Objective:
Check every line of the data below for the string "N₂H₄", and copy the ones that hold it.

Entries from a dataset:
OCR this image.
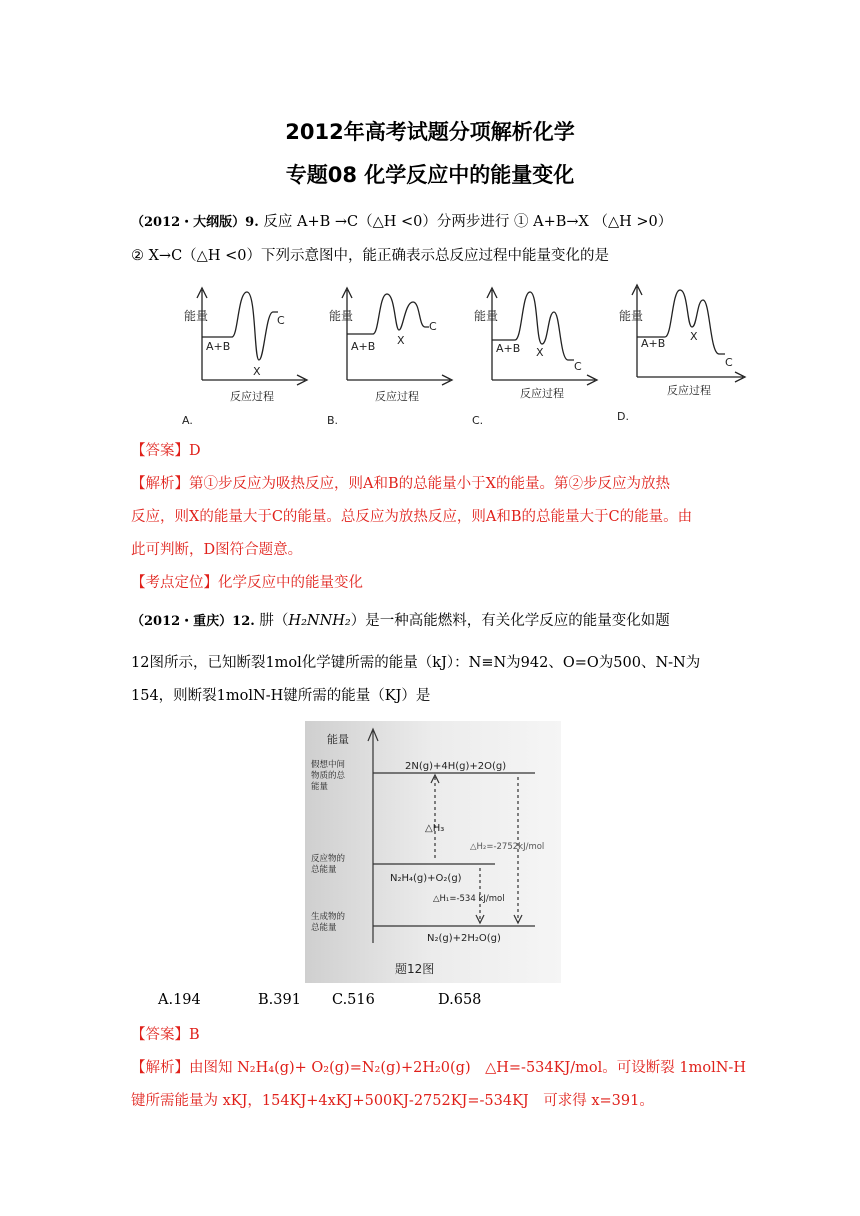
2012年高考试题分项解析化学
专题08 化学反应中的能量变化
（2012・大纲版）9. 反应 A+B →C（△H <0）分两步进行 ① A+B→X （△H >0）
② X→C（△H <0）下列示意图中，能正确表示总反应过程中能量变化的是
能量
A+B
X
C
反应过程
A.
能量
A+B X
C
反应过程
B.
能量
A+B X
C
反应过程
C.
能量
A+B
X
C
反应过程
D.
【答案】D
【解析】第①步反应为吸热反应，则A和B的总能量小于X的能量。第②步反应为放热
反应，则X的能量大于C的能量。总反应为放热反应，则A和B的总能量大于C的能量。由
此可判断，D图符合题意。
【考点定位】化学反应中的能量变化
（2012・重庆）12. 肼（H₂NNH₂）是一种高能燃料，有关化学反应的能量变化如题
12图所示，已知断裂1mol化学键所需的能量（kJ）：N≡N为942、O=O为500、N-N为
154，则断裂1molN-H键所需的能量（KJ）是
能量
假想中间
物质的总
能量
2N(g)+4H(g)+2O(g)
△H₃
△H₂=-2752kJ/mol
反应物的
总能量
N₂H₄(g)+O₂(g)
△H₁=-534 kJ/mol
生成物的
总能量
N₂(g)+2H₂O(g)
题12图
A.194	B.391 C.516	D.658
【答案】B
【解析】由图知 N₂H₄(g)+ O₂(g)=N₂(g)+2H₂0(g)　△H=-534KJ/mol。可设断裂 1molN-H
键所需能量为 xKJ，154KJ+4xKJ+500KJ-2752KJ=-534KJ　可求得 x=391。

Completed task:
N₂H₄(g)+O₂(g)
【解析】由图知 N₂H₄(g)+ O₂(g)=N₂(g)+2H₂0(g)　△H=-534KJ/mol。可设断裂 1molN-H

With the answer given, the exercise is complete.